§ **Challenge**
From the records below, pull each line that has "screenshot".

§ **Record excerpts**
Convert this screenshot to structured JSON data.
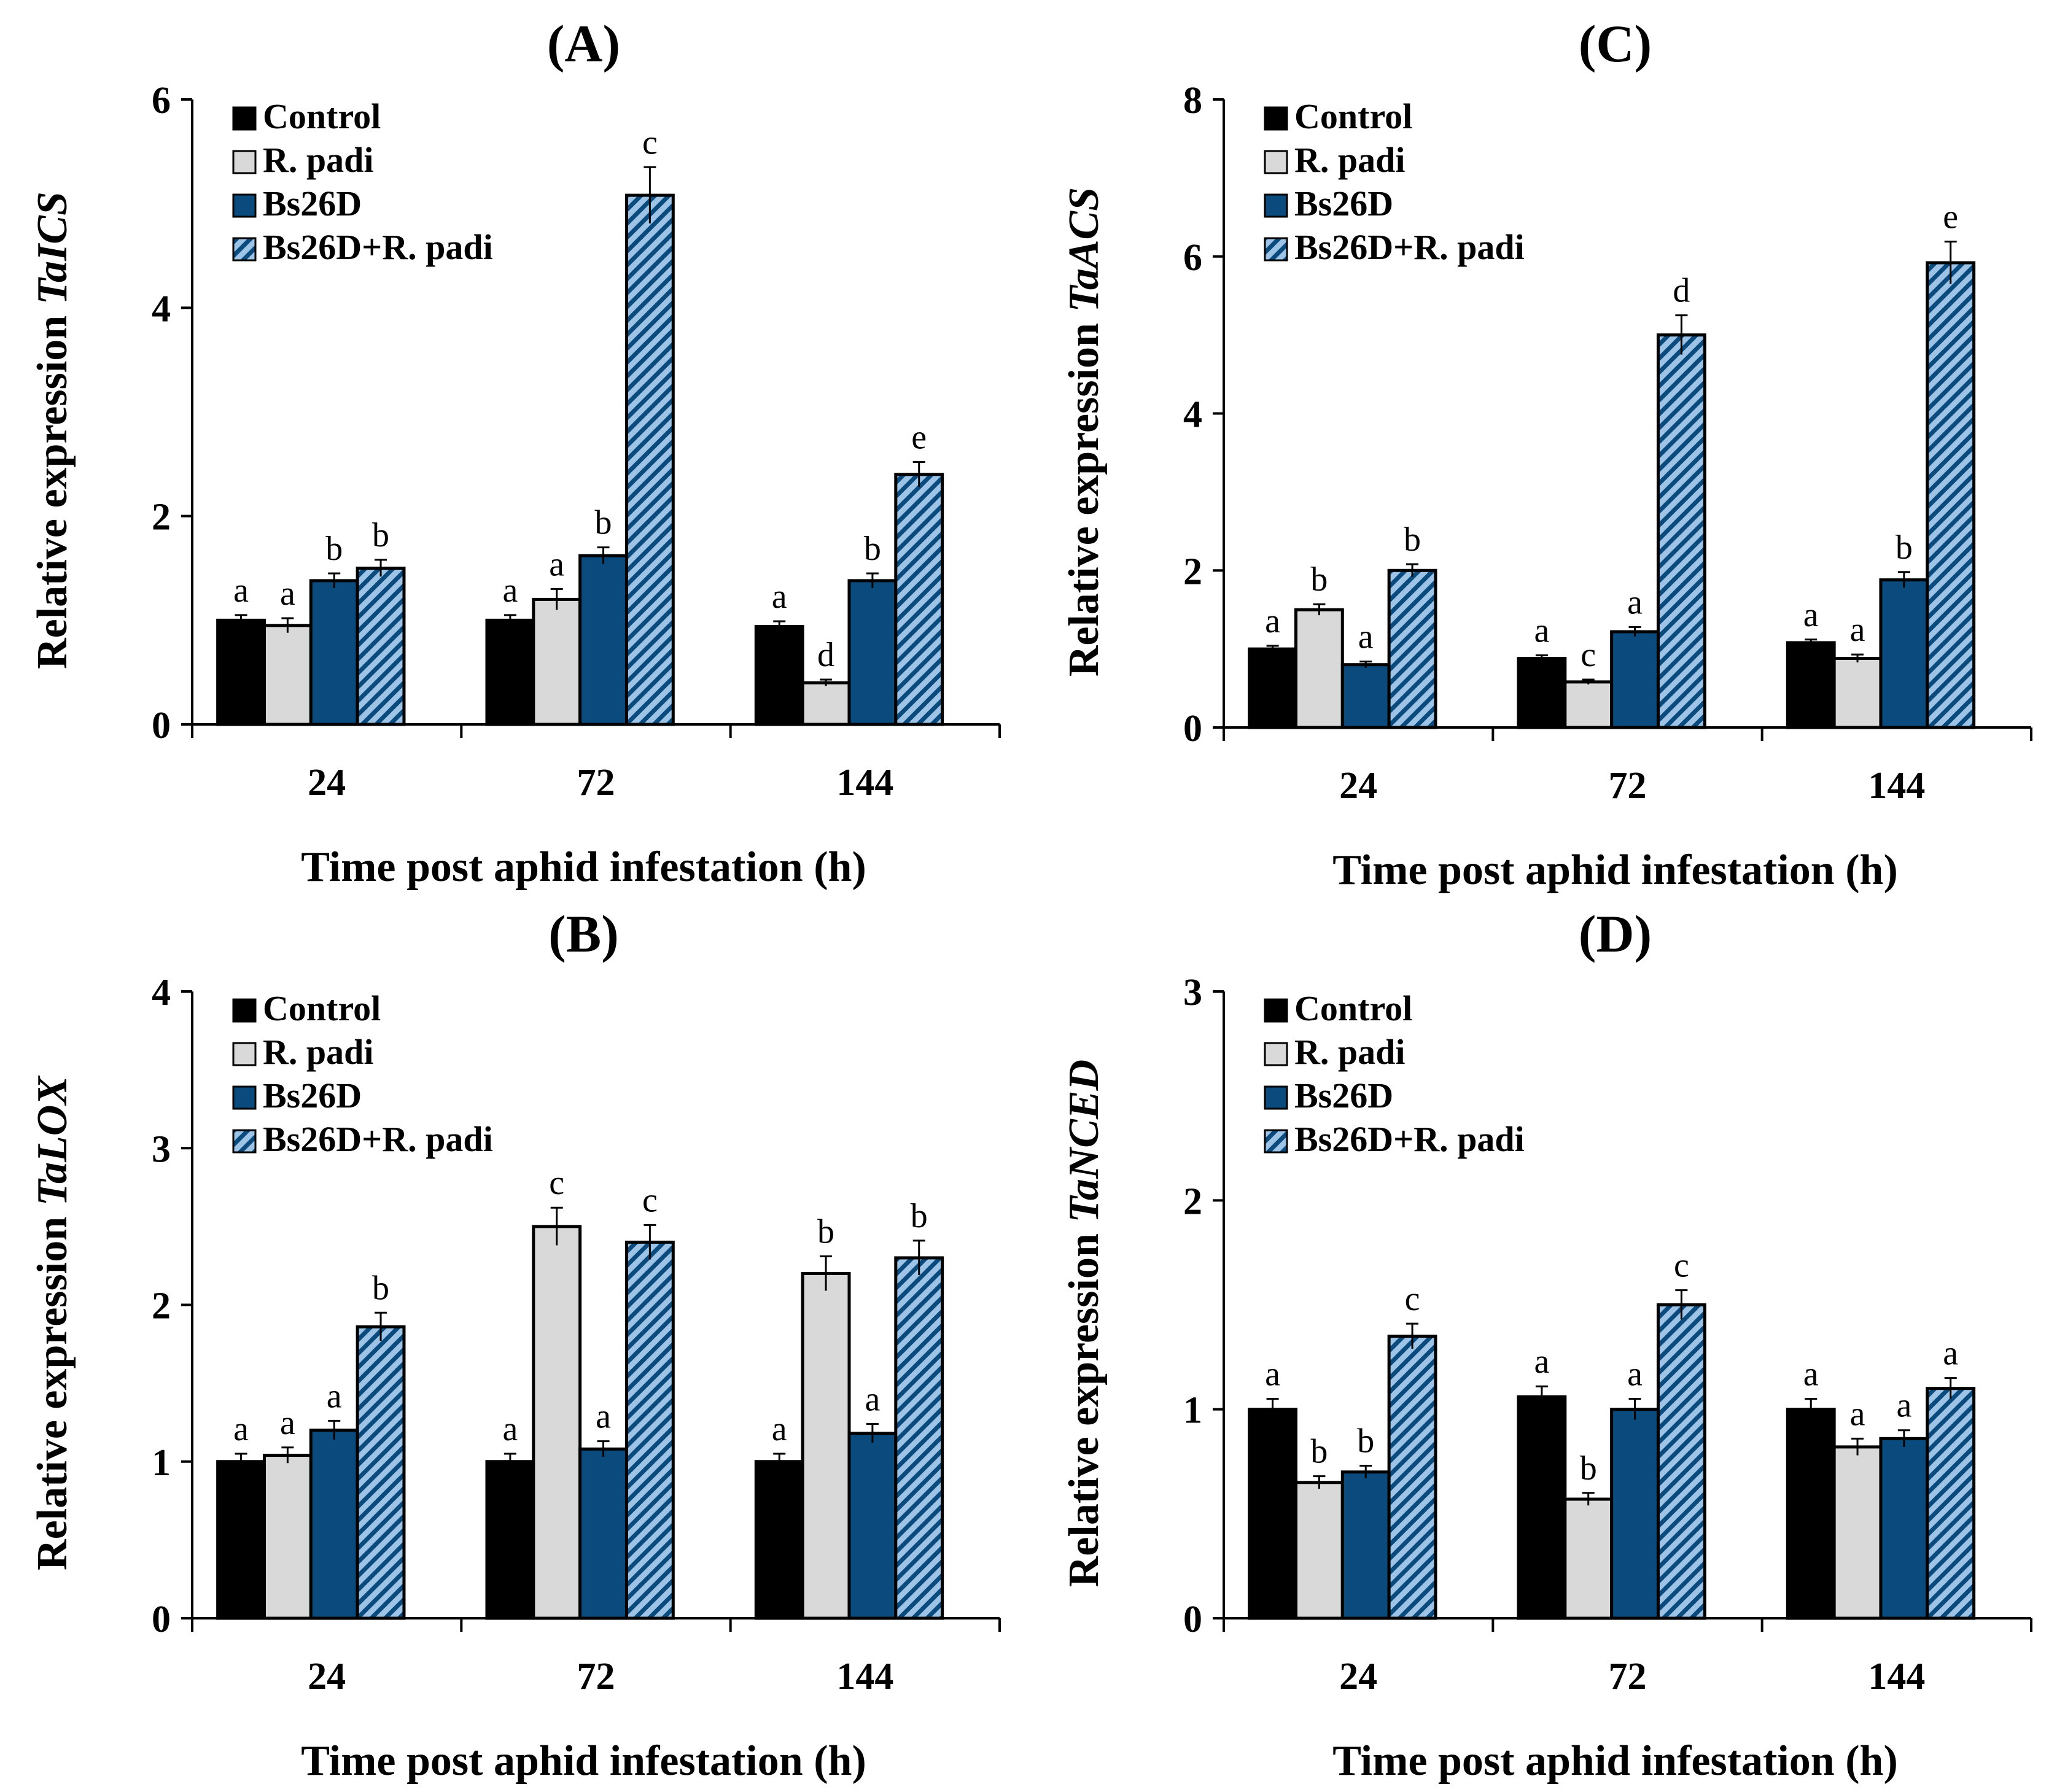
==
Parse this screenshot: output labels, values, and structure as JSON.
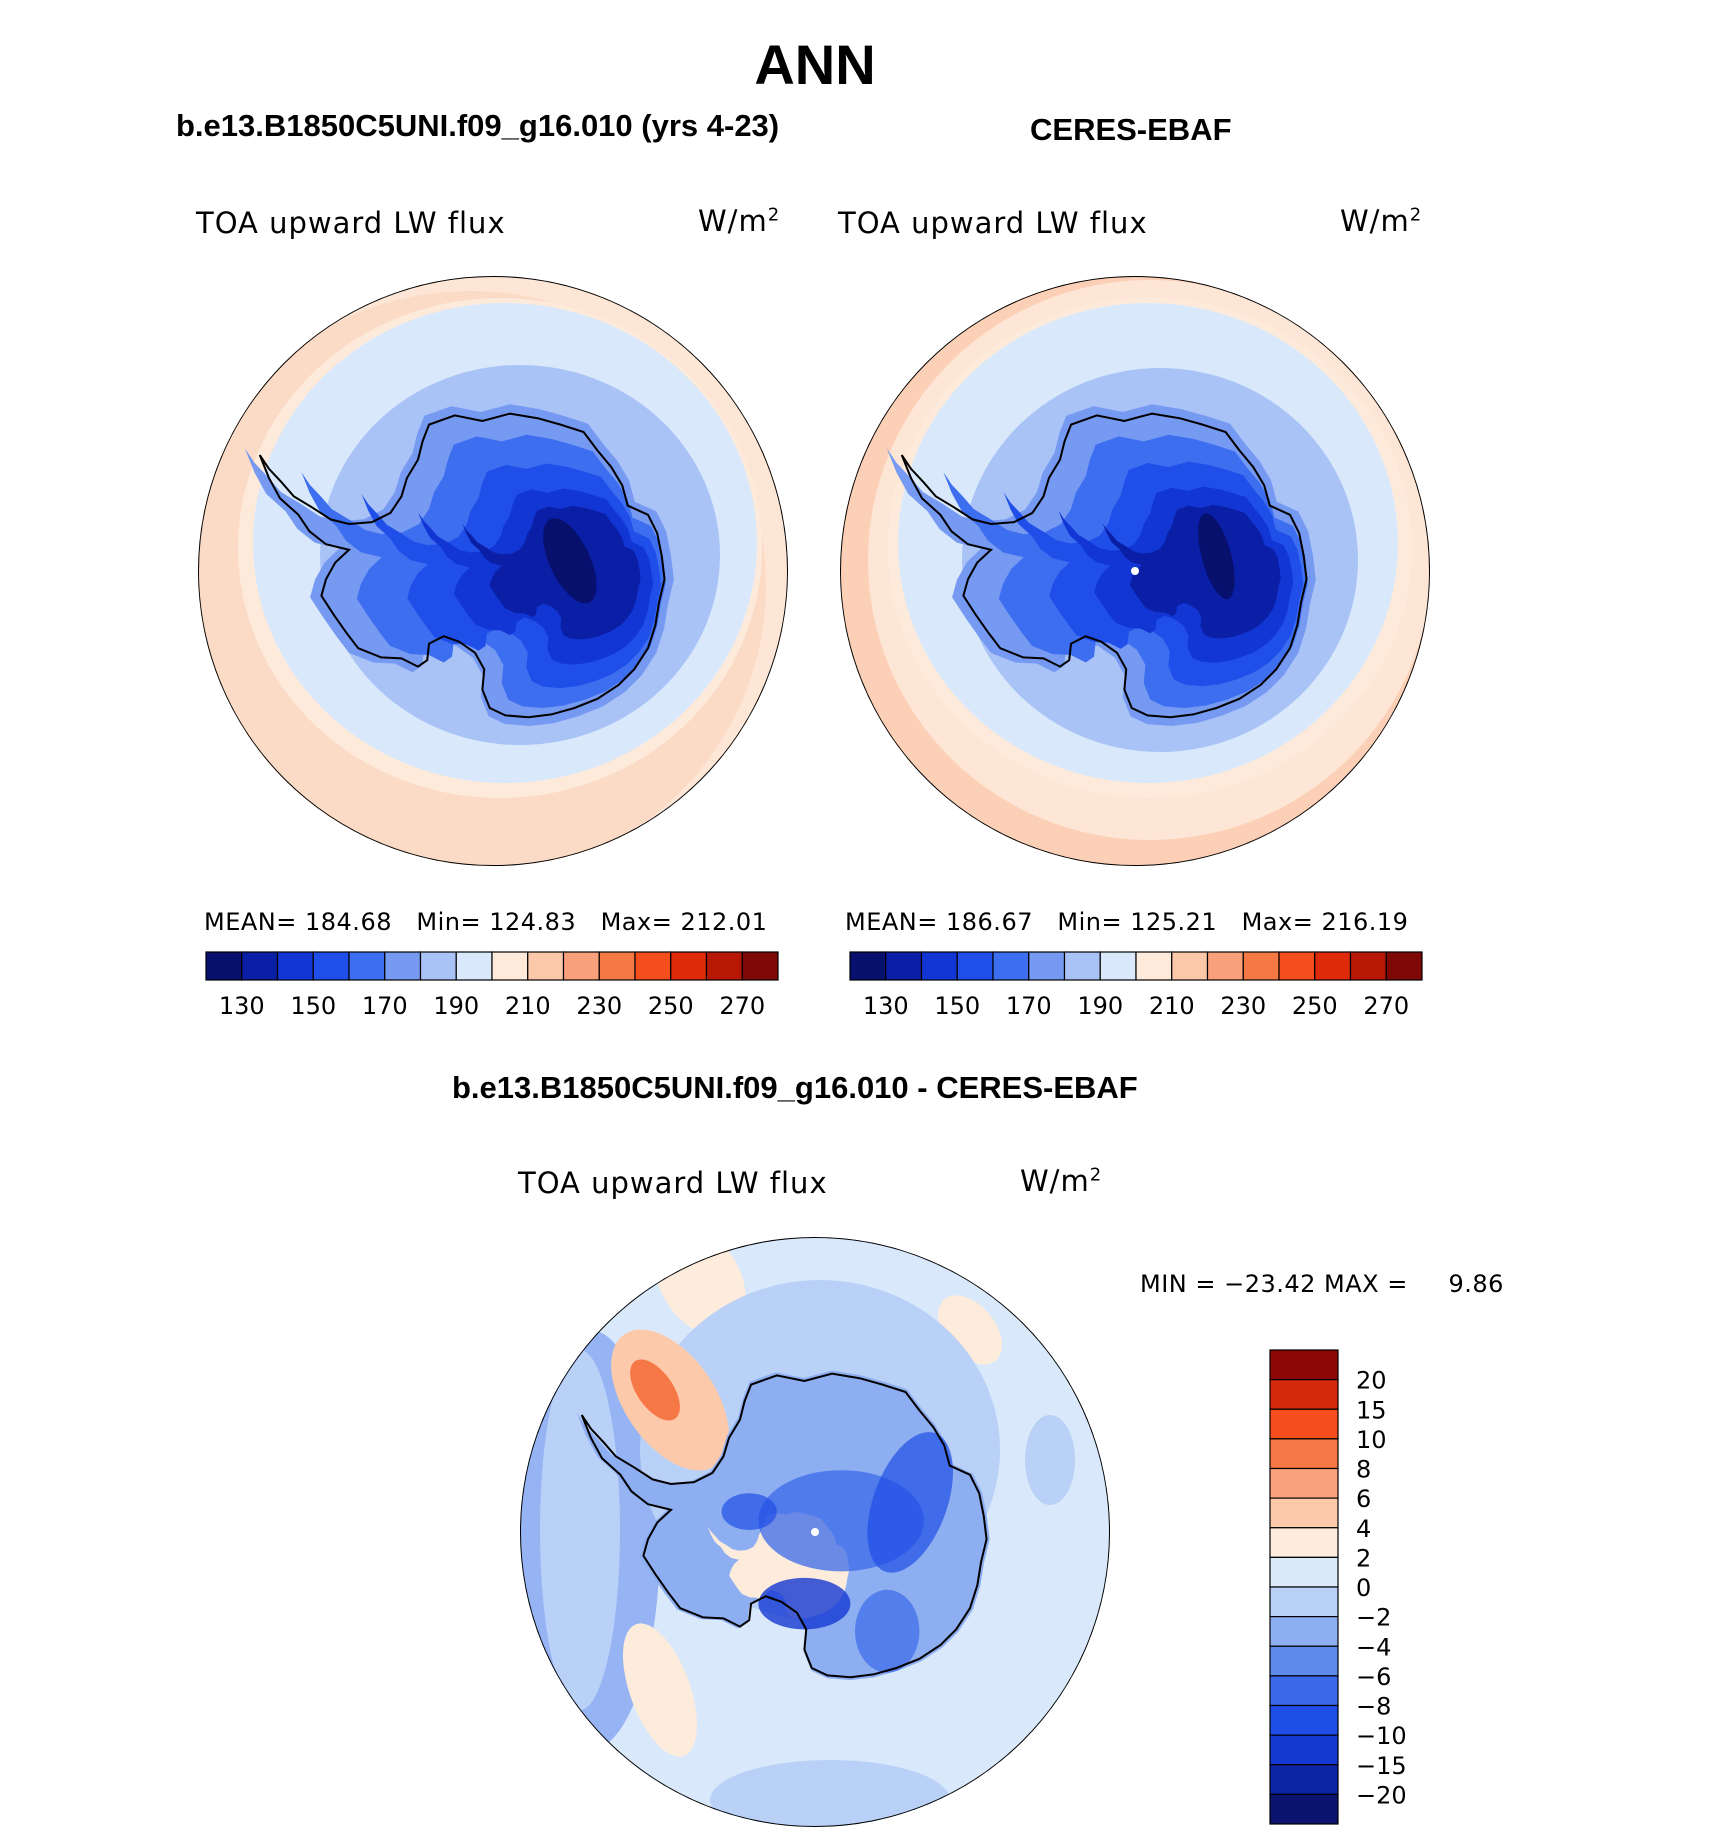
* * *
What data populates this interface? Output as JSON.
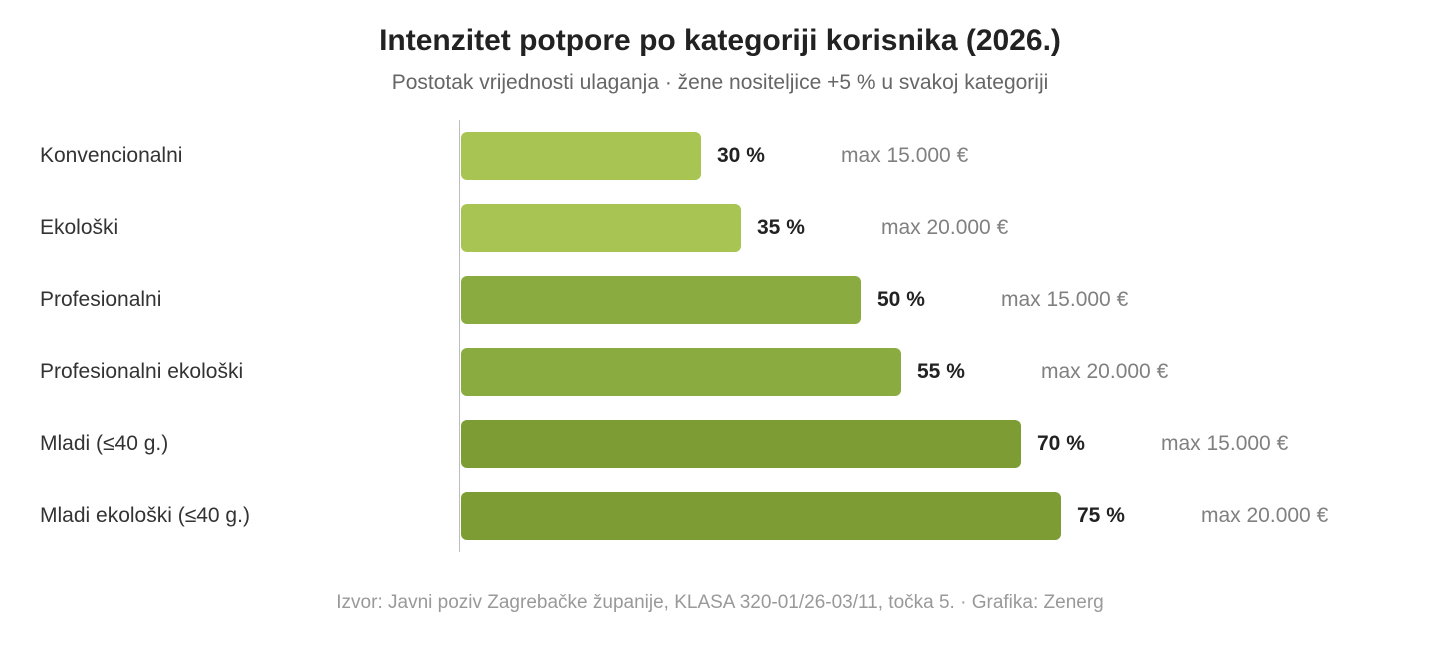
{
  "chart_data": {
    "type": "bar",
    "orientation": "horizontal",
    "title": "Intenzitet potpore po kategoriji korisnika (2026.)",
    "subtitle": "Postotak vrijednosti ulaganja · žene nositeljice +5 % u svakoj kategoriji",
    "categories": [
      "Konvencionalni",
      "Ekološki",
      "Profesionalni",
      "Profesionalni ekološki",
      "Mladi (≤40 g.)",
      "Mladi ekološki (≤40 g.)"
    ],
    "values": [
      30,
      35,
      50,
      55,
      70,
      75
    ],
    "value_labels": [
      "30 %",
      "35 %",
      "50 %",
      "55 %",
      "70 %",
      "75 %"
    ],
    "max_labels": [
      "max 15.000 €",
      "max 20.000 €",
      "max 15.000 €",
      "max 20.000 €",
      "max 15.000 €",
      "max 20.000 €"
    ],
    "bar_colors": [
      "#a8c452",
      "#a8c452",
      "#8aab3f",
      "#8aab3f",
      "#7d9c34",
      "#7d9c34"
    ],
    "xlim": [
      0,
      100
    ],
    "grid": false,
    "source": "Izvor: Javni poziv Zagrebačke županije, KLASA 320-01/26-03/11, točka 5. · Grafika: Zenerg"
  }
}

§ **Full answer**
Convert this screenshot to structured JSON data.
Parse this screenshot: output labels, values, and structure as JSON.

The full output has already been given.